+++ ITEMS

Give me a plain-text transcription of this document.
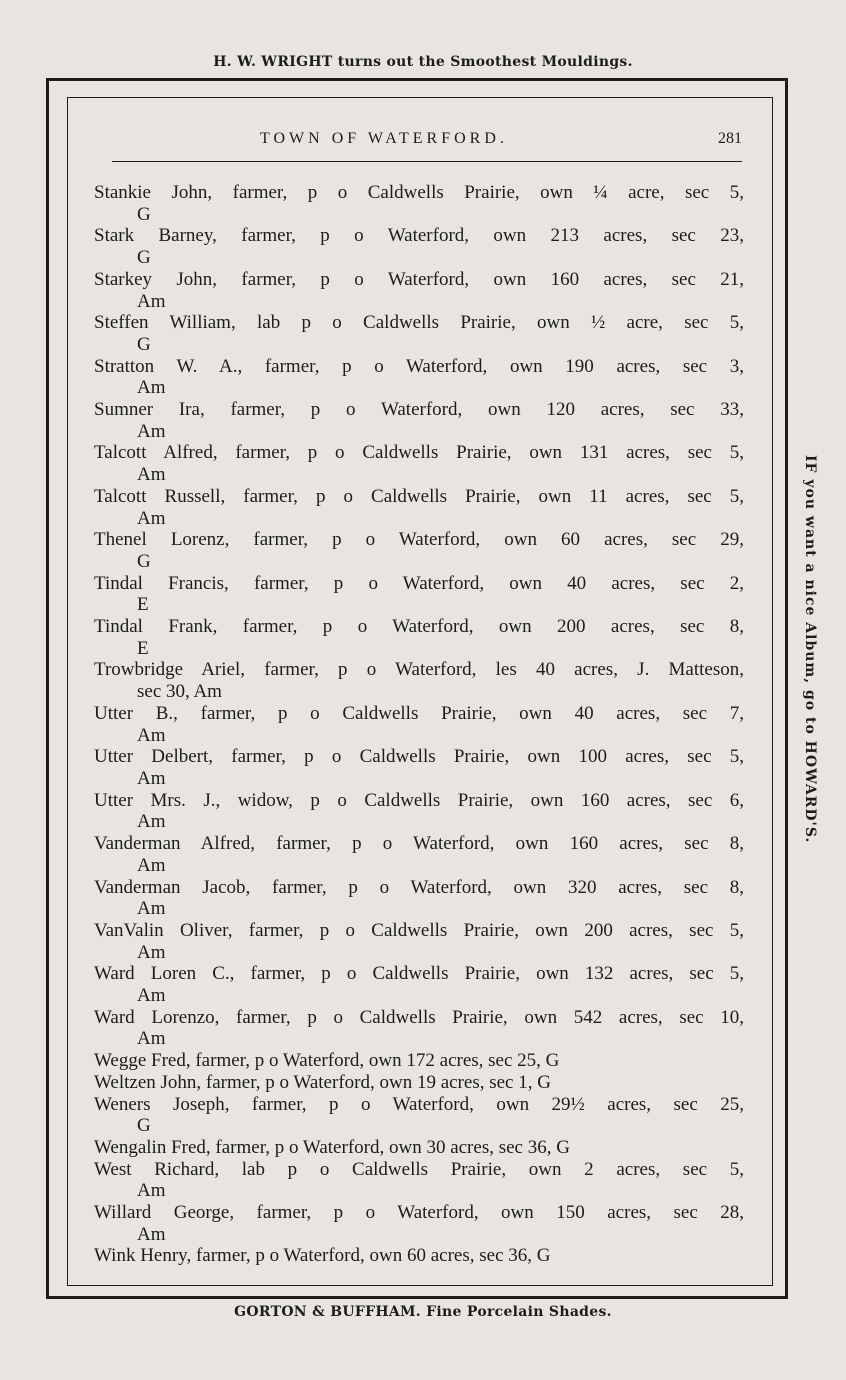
H. W. WRIGHT turns out the Smoothest Mouldings.
TOWN OF WATERFORD.	281
Stankie John, farmer, p o Caldwells Prairie, own ¼ acre, sec 5,
G
Stark Barney, farmer, p o Waterford, own 213 acres, sec 23,
G
Starkey John, farmer, p o Waterford, own 160 acres, sec 21,
Am
Steffen William, lab p o Caldwells Prairie, own ½ acre, sec 5,
G
Stratton W. A., farmer, p o Waterford, own 190 acres, sec 3,
Am
Sumner Ira, farmer, p o Waterford, own 120 acres, sec 33,
Am
Talcott Alfred, farmer, p o Caldwells Prairie, own 131 acres, sec 5,
Am
Talcott Russell, farmer, p o Caldwells Prairie, own 11 acres, sec 5,
Am
Thenel Lorenz, farmer, p o Waterford, own 60 acres, sec 29,
G
Tindal Francis, farmer, p o Waterford, own 40 acres, sec 2,
E
Tindal Frank, farmer, p o Waterford, own 200 acres, sec 8,
E
Trowbridge Ariel, farmer, p o Waterford, les 40 acres, J. Matteson,
sec 30, Am
Utter B., farmer, p o Caldwells Prairie, own 40 acres, sec 7,
Am
Utter Delbert, farmer, p o Caldwells Prairie, own 100 acres, sec 5,
Am
Utter Mrs. J., widow, p o Caldwells Prairie, own 160 acres, sec 6,
Am
Vanderman Alfred, farmer, p o Waterford, own 160 acres, sec 8,
Am
Vanderman Jacob, farmer, p o Waterford, own 320 acres, sec 8,
Am
VanValin Oliver, farmer, p o Caldwells Prairie, own 200 acres, sec 5,
Am
Ward Loren C., farmer, p o Caldwells Prairie, own 132 acres, sec 5,
Am
Ward Lorenzo, farmer, p o Caldwells Prairie, own 542 acres, sec 10,
Am
Wegge Fred, farmer, p o Waterford, own 172 acres, sec 25, G
Weltzen John, farmer, p o Waterford, own 19 acres, sec 1, G
Weners Joseph, farmer, p o Waterford, own 29½ acres, sec 25,
G
Wengalin Fred, farmer, p o Waterford, own 30 acres, sec 36, G
West Richard, lab p o Caldwells Prairie, own 2 acres, sec 5,
Am
Willard George, farmer, p o Waterford, own 150 acres, sec 28,
Am
Wink Henry, farmer, p o Waterford, own 60 acres, sec 36, G
IF you want a nice Album, go to HOWARD'S.
GORTON & BUFFHAM. Fine Porcelain Shades.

++++++

* **DIRECTION**
Transcribe the material exactly, keeping every word and none of the pictures.

* **FULL SOLUTION**
Give me a plain-text transcription of this document.
H. W. WRIGHT turns out the Smoothest Mouldings.
TOWN OF WATERFORD.	281
Stankie John, farmer, p o Caldwells Prairie, own ¼ acre, sec 5,
G
Stark Barney, farmer, p o Waterford, own 213 acres, sec 23,
G
Starkey John, farmer, p o Waterford, own 160 acres, sec 21,
Am
Steffen William, lab p o Caldwells Prairie, own ½ acre, sec 5,
G
Stratton W. A., farmer, p o Waterford, own 190 acres, sec 3,
Am
Sumner Ira, farmer, p o Waterford, own 120 acres, sec 33,
Am
Talcott Alfred, farmer, p o Caldwells Prairie, own 131 acres, sec 5,
Am
Talcott Russell, farmer, p o Caldwells Prairie, own 11 acres, sec 5,
Am
Thenel Lorenz, farmer, p o Waterford, own 60 acres, sec 29,
G
Tindal Francis, farmer, p o Waterford, own 40 acres, sec 2,
E
Tindal Frank, farmer, p o Waterford, own 200 acres, sec 8,
E
Trowbridge Ariel, farmer, p o Waterford, les 40 acres, J. Matteson,
sec 30, Am
Utter B., farmer, p o Caldwells Prairie, own 40 acres, sec 7,
Am
Utter Delbert, farmer, p o Caldwells Prairie, own 100 acres, sec 5,
Am
Utter Mrs. J., widow, p o Caldwells Prairie, own 160 acres, sec 6,
Am
Vanderman Alfred, farmer, p o Waterford, own 160 acres, sec 8,
Am
Vanderman Jacob, farmer, p o Waterford, own 320 acres, sec 8,
Am
VanValin Oliver, farmer, p o Caldwells Prairie, own 200 acres, sec 5,
Am
Ward Loren C., farmer, p o Caldwells Prairie, own 132 acres, sec 5,
Am
Ward Lorenzo, farmer, p o Caldwells Prairie, own 542 acres, sec 10,
Am
Wegge Fred, farmer, p o Waterford, own 172 acres, sec 25, G
Weltzen John, farmer, p o Waterford, own 19 acres, sec 1, G
Weners Joseph, farmer, p o Waterford, own 29½ acres, sec 25,
G
Wengalin Fred, farmer, p o Waterford, own 30 acres, sec 36, G
West Richard, lab p o Caldwells Prairie, own 2 acres, sec 5,
Am
Willard George, farmer, p o Waterford, own 150 acres, sec 28,
Am
Wink Henry, farmer, p o Waterford, own 60 acres, sec 36, G
IF you want a nice Album, go to HOWARD'S.
GORTON & BUFFHAM. Fine Porcelain Shades.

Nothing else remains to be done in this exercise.